» Task to complete
Produce a verbatim copy of the entries listed below.

» Dataset records
###

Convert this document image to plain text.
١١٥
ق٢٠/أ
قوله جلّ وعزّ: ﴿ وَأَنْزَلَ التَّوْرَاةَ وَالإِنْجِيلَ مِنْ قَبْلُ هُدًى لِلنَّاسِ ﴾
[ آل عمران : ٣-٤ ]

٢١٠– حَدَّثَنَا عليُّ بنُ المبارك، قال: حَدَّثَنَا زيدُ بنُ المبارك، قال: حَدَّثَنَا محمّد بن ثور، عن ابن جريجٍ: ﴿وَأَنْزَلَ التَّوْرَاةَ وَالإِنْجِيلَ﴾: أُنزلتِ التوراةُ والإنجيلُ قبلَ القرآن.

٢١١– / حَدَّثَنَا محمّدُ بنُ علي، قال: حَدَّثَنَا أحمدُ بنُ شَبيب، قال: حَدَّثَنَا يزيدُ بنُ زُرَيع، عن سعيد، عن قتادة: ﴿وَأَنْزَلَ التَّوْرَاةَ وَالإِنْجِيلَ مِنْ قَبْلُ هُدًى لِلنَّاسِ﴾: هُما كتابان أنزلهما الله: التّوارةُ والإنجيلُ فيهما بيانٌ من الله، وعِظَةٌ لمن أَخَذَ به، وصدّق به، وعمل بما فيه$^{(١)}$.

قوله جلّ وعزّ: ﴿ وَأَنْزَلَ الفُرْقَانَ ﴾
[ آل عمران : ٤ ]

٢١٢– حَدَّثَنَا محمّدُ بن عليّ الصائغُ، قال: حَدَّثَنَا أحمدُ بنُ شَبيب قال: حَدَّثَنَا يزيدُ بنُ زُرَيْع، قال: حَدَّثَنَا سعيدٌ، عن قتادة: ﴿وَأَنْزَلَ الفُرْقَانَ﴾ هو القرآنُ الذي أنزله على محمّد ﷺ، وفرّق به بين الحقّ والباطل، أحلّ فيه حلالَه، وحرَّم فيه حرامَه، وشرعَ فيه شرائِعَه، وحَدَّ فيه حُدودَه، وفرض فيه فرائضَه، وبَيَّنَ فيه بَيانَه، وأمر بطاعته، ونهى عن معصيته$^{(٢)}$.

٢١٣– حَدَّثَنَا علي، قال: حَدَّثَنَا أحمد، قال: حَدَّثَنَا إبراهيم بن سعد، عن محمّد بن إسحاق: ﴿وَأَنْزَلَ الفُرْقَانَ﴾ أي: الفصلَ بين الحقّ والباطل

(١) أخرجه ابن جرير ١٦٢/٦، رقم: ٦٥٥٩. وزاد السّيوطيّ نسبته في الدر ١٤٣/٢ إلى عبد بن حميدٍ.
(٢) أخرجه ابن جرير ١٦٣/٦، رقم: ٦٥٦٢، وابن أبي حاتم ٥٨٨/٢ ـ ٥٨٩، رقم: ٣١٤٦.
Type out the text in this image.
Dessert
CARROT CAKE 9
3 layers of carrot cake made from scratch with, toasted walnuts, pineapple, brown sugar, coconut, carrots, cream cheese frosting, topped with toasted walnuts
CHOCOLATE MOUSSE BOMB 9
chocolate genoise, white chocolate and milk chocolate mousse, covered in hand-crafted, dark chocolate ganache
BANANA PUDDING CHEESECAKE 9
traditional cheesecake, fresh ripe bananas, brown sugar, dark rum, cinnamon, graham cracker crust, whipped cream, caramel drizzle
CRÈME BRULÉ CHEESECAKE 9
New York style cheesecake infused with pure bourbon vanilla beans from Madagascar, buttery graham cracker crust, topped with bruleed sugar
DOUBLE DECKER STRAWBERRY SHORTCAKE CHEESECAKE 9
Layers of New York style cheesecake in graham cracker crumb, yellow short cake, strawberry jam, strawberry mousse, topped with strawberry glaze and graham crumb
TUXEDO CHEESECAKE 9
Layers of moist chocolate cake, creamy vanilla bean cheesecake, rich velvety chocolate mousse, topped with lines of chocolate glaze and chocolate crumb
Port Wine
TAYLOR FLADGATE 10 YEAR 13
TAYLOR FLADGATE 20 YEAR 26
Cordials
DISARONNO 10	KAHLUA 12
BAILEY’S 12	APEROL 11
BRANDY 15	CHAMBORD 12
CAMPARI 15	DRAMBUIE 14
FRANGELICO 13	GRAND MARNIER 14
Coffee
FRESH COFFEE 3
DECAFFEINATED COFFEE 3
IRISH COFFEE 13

###

» Written response
Convert this document image to plain text.
١١٥
ق٢٠/أ
قوله جلّ وعزّ: ﴿ وَأَنْزَلَ التَّوْرَاةَ وَالإِنْجِيلَ مِنْ قَبْلُ هُدًى لِلنَّاسِ ﴾
[ آل عمران : ٣-٤ ]

٢١٠– حَدَّثَنَا عليُّ بنُ المبارك، قال: حَدَّثَنَا زيدُ بنُ المبارك، قال: حَدَّثَنَا محمّد بن ثور، عن ابن جريجٍ: ﴿وَأَنْزَلَ التَّوْرَاةَ وَالإِنْجِيلَ﴾: أُنزلتِ التوراةُ والإنجيلُ قبلَ القرآن.

٢١١– / حَدَّثَنَا محمّدُ بنُ علي، قال: حَدَّثَنَا أحمدُ بنُ شَبيب، قال: حَدَّثَنَا يزيدُ بنُ زُرَيع، عن سعيد، عن قتادة: ﴿وَأَنْزَلَ التَّوْرَاةَ وَالإِنْجِيلَ مِنْ قَبْلُ هُدًى لِلنَّاسِ﴾: هُما كتابان أنزلهما الله: التّوارةُ والإنجيلُ فيهما بيانٌ من الله، وعِظَةٌ لمن أَخَذَ به، وصدّق به، وعمل بما فيه$^{(١)}$.

قوله جلّ وعزّ: ﴿ وَأَنْزَلَ الفُرْقَانَ ﴾
[ آل عمران : ٤ ]

٢١٢– حَدَّثَنَا محمّدُ بن عليّ الصائغُ، قال: حَدَّثَنَا أحمدُ بنُ شَبيب قال: حَدَّثَنَا يزيدُ بنُ زُرَيْع، قال: حَدَّثَنَا سعيدٌ، عن قتادة: ﴿وَأَنْزَلَ الفُرْقَانَ﴾ هو القرآنُ الذي أنزله على محمّد ﷺ، وفرّق به بين الحقّ والباطل، أحلّ فيه حلالَه، وحرَّم فيه حرامَه، وشرعَ فيه شرائِعَه، وحَدَّ فيه حُدودَه، وفرض فيه فرائضَه، وبَيَّنَ فيه بَيانَه، وأمر بطاعته، ونهى عن معصيته$^{(٢)}$.

٢١٣– حَدَّثَنَا علي، قال: حَدَّثَنَا أحمد، قال: حَدَّثَنَا إبراهيم بن سعد، عن محمّد بن إسحاق: ﴿وَأَنْزَلَ الفُرْقَانَ﴾ أي: الفصلَ بين الحقّ والباطل

(١) أخرجه ابن جرير ١٦٢/٦، رقم: ٦٥٥٩. وزاد السّيوطيّ نسبته في الدر ١٤٣/٢ إلى عبد بن حميدٍ.
(٢) أخرجه ابن جرير ١٦٣/٦، رقم: ٦٥٦٢، وابن أبي حاتم ٥٨٨/٢ ـ ٥٨٩، رقم: ٣١٤٦.
Type out the text in this image.
Dessert
CARROT CAKE 9
3 layers of carrot cake made from scratch with, toasted walnuts, pineapple, brown sugar, coconut, carrots, cream cheese frosting, topped with toasted walnuts
CHOCOLATE MOUSSE BOMB 9
chocolate genoise, white chocolate and milk chocolate mousse, covered in hand-crafted, dark chocolate ganache
BANANA PUDDING CHEESECAKE 9
traditional cheesecake, fresh ripe bananas, brown sugar, dark rum, cinnamon, graham cracker crust, whipped cream, caramel drizzle
CRÈME BRULÉ CHEESECAKE 9
New York style cheesecake infused with pure bourbon vanilla beans from Madagascar, buttery graham cracker crust, topped with bruleed sugar
DOUBLE DECKER STRAWBERRY SHORTCAKE CHEESECAKE 9
Layers of New York style cheesecake in graham cracker crumb, yellow short cake, strawberry jam, strawberry mousse, topped with strawberry glaze and graham crumb
TUXEDO CHEESECAKE 9
Layers of moist chocolate cake, creamy vanilla bean cheesecake, rich velvety chocolate mousse, topped with lines of chocolate glaze and chocolate crumb
Port Wine
TAYLOR FLADGATE 10 YEAR 13
TAYLOR FLADGATE 20 YEAR 26
Cordials
DISARONNO 10	KAHLUA 12
BAILEY’S 12	APEROL 11
BRANDY 15	CHAMBORD 12
CAMPARI 15	DRAMBUIE 14
FRANGELICO 13	GRAND MARNIER 14
Coffee
FRESH COFFEE 3
DECAFFEINATED COFFEE 3
IRISH COFFEE 13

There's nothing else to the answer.